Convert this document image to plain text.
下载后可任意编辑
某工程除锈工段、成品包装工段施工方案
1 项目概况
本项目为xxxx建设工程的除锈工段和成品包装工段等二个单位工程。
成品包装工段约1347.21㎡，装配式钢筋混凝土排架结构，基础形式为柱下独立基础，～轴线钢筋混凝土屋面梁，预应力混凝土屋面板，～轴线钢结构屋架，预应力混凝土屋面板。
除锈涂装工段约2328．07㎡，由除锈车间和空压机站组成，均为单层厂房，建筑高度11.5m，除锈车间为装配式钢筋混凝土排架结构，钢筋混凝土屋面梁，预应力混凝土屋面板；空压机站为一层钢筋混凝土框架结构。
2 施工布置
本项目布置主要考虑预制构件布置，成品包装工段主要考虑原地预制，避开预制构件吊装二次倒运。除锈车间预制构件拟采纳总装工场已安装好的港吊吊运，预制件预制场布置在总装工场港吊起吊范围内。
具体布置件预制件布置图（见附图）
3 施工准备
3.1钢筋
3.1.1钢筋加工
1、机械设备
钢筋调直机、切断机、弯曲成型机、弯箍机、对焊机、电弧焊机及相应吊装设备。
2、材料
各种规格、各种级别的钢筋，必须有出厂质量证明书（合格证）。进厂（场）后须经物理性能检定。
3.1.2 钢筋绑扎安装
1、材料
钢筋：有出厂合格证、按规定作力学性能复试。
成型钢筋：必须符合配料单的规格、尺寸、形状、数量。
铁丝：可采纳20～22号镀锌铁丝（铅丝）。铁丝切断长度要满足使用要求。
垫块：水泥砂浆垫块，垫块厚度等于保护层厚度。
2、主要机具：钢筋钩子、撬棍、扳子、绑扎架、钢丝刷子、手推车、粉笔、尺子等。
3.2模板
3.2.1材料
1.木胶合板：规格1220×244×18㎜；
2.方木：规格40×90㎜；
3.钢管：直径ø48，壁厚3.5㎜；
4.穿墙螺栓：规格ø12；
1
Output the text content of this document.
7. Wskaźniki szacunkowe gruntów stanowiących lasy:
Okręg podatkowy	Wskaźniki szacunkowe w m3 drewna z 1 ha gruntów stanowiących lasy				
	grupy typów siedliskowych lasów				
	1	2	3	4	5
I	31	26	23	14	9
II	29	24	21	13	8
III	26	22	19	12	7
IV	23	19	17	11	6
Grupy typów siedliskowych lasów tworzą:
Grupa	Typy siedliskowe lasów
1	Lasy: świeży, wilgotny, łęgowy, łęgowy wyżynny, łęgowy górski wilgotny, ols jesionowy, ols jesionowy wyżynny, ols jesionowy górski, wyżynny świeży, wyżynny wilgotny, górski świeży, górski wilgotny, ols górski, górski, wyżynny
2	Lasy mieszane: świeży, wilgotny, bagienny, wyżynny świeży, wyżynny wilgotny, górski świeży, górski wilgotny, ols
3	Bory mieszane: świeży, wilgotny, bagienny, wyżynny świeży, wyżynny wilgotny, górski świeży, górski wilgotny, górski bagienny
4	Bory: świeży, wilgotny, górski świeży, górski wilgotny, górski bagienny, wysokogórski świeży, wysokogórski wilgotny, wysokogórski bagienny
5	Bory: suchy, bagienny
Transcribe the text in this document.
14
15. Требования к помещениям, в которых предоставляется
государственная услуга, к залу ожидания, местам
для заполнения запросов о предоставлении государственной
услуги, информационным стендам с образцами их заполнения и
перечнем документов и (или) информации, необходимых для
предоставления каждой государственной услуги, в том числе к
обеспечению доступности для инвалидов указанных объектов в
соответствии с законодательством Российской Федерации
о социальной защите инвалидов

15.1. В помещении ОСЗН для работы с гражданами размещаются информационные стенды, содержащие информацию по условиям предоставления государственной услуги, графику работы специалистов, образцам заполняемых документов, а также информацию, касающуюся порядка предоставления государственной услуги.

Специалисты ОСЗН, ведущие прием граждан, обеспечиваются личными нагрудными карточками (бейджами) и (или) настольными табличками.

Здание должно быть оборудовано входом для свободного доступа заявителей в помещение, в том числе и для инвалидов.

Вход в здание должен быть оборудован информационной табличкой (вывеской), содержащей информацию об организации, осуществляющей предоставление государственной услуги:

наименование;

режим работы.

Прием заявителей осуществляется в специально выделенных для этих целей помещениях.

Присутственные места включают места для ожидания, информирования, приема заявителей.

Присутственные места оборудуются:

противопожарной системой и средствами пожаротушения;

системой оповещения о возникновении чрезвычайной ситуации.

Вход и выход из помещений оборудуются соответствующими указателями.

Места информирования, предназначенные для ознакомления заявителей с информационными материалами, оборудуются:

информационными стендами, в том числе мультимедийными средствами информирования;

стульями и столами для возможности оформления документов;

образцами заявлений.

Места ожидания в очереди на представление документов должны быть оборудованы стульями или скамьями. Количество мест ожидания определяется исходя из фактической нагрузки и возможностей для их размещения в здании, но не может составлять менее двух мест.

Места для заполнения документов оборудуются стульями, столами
==========
TO BE DONE — Exactly as written, please output every entry.

WRITTEN SOLUTION —
Convert this document image to plain text.
下载后可任意编辑
某工程除锈工段、成品包装工段施工方案
1 项目概况
本项目为xxxx建设工程的除锈工段和成品包装工段等二个单位工程。
成品包装工段约1347.21㎡，装配式钢筋混凝土排架结构，基础形式为柱下独立基础，～轴线钢筋混凝土屋面梁，预应力混凝土屋面板，～轴线钢结构屋架，预应力混凝土屋面板。
除锈涂装工段约2328．07㎡，由除锈车间和空压机站组成，均为单层厂房，建筑高度11.5m，除锈车间为装配式钢筋混凝土排架结构，钢筋混凝土屋面梁，预应力混凝土屋面板；空压机站为一层钢筋混凝土框架结构。
2 施工布置
本项目布置主要考虑预制构件布置，成品包装工段主要考虑原地预制，避开预制构件吊装二次倒运。除锈车间预制构件拟采纳总装工场已安装好的港吊吊运，预制件预制场布置在总装工场港吊起吊范围内。
具体布置件预制件布置图（见附图）
3 施工准备
3.1钢筋
3.1.1钢筋加工
1、机械设备
钢筋调直机、切断机、弯曲成型机、弯箍机、对焊机、电弧焊机及相应吊装设备。
2、材料
各种规格、各种级别的钢筋，必须有出厂质量证明书（合格证）。进厂（场）后须经物理性能检定。
3.1.2 钢筋绑扎安装
1、材料
钢筋：有出厂合格证、按规定作力学性能复试。
成型钢筋：必须符合配料单的规格、尺寸、形状、数量。
铁丝：可采纳20～22号镀锌铁丝（铅丝）。铁丝切断长度要满足使用要求。
垫块：水泥砂浆垫块，垫块厚度等于保护层厚度。
2、主要机具：钢筋钩子、撬棍、扳子、绑扎架、钢丝刷子、手推车、粉笔、尺子等。
3.2模板
3.2.1材料
1.木胶合板：规格1220×244×18㎜；
2.方木：规格40×90㎜；
3.钢管：直径ø48，壁厚3.5㎜；
4.穿墙螺栓：规格ø12；
1
Output the text content of this document.
7. Wskaźniki szacunkowe gruntów stanowiących lasy:
Okręg podatkowy	Wskaźniki szacunkowe w m3 drewna z 1 ha gruntów stanowiących lasy				
	grupy typów siedliskowych lasów				
	1	2	3	4	5
I	31	26	23	14	9
II	29	24	21	13	8
III	26	22	19	12	7
IV	23	19	17	11	6
Grupy typów siedliskowych lasów tworzą:
Grupa	Typy siedliskowe lasów
1	Lasy: świeży, wilgotny, łęgowy, łęgowy wyżynny, łęgowy górski wilgotny, ols jesionowy, ols jesionowy wyżynny, ols jesionowy górski, wyżynny świeży, wyżynny wilgotny, górski świeży, górski wilgotny, ols górski, górski, wyżynny
2	Lasy mieszane: świeży, wilgotny, bagienny, wyżynny świeży, wyżynny wilgotny, górski świeży, górski wilgotny, ols
3	Bory mieszane: świeży, wilgotny, bagienny, wyżynny świeży, wyżynny wilgotny, górski świeży, górski wilgotny, górski bagienny
4	Bory: świeży, wilgotny, górski świeży, górski wilgotny, górski bagienny, wysokogórski świeży, wysokogórski wilgotny, wysokogórski bagienny
5	Bory: suchy, bagienny
Transcribe the text in this document.
14
15. Требования к помещениям, в которых предоставляется
государственная услуга, к залу ожидания, местам
для заполнения запросов о предоставлении государственной
услуги, информационным стендам с образцами их заполнения и
перечнем документов и (или) информации, необходимых для
предоставления каждой государственной услуги, в том числе к
обеспечению доступности для инвалидов указанных объектов в
соответствии с законодательством Российской Федерации
о социальной защите инвалидов

15.1. В помещении ОСЗН для работы с гражданами размещаются информационные стенды, содержащие информацию по условиям предоставления государственной услуги, графику работы специалистов, образцам заполняемых документов, а также информацию, касающуюся порядка предоставления государственной услуги.

Специалисты ОСЗН, ведущие прием граждан, обеспечиваются личными нагрудными карточками (бейджами) и (или) настольными табличками.

Здание должно быть оборудовано входом для свободного доступа заявителей в помещение, в том числе и для инвалидов.

Вход в здание должен быть оборудован информационной табличкой (вывеской), содержащей информацию об организации, осуществляющей предоставление государственной услуги:

наименование;

режим работы.

Прием заявителей осуществляется в специально выделенных для этих целей помещениях.

Присутственные места включают места для ожидания, информирования, приема заявителей.

Присутственные места оборудуются:

противопожарной системой и средствами пожаротушения;

системой оповещения о возникновении чрезвычайной ситуации.

Вход и выход из помещений оборудуются соответствующими указателями.

Места информирования, предназначенные для ознакомления заявителей с информационными материалами, оборудуются:

информационными стендами, в том числе мультимедийными средствами информирования;

стульями и столами для возможности оформления документов;

образцами заявлений.

Места ожидания в очереди на представление документов должны быть оборудованы стульями или скамьями. Количество мест ожидания определяется исходя из фактической нагрузки и возможностей для их размещения в здании, но не может составлять менее двух мест.

Места для заполнения документов оборудуются стульями, столами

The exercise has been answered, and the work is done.